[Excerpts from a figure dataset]
[Start of Attachment]

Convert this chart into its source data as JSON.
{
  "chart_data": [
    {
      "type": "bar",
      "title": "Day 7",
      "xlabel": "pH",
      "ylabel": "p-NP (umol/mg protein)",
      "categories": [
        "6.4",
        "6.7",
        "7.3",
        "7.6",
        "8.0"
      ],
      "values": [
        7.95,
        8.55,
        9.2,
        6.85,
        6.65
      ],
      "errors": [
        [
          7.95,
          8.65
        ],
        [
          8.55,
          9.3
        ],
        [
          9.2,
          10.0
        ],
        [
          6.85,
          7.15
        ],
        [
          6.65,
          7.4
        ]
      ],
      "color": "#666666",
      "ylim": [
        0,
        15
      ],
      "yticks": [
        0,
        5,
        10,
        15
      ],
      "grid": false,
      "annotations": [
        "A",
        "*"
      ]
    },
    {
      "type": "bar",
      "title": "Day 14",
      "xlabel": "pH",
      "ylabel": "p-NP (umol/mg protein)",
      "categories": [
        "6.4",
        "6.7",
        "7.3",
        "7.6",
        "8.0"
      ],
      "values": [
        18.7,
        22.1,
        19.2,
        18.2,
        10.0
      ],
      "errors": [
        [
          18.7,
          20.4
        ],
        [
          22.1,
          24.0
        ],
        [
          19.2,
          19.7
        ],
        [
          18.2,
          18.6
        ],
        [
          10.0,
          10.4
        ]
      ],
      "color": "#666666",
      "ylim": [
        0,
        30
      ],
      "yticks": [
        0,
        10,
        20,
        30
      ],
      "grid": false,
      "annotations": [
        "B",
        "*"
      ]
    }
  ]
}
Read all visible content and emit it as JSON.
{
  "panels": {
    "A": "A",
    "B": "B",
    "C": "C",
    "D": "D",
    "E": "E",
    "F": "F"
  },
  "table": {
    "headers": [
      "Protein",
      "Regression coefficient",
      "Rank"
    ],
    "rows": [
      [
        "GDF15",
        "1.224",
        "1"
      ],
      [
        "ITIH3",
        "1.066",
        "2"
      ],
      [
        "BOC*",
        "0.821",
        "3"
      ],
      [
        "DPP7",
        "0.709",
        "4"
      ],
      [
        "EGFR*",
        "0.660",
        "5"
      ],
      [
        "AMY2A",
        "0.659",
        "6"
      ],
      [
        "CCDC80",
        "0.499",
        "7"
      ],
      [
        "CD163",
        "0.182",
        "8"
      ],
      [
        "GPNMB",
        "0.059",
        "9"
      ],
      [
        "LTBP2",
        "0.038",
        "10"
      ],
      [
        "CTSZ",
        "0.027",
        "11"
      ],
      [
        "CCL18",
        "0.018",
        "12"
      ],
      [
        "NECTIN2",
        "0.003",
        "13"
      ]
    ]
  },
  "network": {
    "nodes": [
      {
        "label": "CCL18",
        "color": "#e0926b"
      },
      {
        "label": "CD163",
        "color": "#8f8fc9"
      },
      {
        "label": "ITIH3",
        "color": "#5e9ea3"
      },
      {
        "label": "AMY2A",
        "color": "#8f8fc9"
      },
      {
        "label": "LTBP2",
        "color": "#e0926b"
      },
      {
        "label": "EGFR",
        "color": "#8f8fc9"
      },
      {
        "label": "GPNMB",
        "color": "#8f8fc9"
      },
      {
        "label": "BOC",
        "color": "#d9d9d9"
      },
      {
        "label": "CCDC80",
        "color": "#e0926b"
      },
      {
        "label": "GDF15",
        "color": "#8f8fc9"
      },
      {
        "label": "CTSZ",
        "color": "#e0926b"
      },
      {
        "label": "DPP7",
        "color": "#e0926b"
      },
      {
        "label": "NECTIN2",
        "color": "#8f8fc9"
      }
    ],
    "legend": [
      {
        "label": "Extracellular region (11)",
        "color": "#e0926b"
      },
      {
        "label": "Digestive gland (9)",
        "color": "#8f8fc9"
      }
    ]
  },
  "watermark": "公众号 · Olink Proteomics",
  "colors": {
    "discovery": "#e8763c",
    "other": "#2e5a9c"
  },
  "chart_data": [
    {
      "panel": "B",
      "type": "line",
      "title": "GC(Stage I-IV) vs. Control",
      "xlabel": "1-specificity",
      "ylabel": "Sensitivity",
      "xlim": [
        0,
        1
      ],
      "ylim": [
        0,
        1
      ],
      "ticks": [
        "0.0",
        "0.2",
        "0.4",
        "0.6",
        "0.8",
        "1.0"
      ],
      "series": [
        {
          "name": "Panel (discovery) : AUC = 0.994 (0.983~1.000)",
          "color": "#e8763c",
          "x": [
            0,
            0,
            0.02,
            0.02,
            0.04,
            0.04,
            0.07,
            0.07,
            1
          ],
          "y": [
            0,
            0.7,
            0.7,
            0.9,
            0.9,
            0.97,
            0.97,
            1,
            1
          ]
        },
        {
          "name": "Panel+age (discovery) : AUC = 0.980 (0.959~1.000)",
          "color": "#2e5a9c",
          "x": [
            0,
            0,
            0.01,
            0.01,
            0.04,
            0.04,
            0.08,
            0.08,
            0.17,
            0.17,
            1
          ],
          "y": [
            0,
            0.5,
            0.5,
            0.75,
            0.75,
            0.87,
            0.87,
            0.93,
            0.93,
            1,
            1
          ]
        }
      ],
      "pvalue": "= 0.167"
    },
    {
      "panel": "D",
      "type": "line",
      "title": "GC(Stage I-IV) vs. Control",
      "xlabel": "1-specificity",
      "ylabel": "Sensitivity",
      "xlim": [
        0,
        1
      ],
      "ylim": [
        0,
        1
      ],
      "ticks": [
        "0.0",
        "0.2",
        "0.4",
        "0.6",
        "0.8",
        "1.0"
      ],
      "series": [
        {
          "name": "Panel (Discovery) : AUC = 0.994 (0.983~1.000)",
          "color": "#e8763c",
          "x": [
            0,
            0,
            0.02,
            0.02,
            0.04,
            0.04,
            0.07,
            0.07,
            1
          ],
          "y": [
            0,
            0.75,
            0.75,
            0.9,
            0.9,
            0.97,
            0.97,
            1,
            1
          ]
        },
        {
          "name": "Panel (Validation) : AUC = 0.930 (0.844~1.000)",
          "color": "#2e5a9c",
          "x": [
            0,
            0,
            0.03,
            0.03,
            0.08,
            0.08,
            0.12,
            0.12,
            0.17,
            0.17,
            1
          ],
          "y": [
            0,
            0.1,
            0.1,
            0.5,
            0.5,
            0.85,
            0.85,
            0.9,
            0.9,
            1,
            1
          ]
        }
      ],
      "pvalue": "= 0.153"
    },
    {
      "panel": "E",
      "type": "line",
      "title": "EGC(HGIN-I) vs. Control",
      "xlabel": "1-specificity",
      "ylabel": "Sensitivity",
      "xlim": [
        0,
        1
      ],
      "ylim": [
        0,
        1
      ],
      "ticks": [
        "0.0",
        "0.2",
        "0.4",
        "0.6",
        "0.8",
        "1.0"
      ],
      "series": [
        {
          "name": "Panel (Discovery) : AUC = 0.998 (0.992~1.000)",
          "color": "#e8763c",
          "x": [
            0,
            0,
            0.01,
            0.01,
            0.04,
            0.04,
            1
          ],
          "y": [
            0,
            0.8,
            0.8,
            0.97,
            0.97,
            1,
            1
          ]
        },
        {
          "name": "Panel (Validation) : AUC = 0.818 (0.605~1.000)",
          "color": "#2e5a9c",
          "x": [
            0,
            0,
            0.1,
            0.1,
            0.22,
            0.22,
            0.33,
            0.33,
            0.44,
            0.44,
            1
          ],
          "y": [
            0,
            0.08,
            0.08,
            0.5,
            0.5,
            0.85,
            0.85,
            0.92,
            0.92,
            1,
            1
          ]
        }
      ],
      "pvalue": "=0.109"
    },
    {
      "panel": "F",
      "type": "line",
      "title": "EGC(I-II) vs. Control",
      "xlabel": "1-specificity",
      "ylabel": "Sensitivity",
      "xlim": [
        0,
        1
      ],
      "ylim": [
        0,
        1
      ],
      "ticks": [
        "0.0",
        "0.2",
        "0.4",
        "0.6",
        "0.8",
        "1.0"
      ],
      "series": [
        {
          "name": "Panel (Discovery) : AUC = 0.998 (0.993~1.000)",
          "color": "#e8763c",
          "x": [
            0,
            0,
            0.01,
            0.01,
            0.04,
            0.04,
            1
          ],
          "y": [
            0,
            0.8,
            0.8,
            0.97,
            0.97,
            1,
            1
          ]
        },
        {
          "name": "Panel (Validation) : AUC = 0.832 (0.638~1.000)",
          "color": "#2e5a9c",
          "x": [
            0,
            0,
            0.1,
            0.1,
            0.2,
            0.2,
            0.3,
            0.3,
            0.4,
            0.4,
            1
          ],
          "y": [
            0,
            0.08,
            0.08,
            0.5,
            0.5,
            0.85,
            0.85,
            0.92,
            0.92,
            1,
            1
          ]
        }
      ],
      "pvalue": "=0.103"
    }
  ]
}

[End of Attachment]

PROBLEM DESCRIPTION:
Please report only the number of lines above that include "Validation".

WRITTEN ANSWER:
3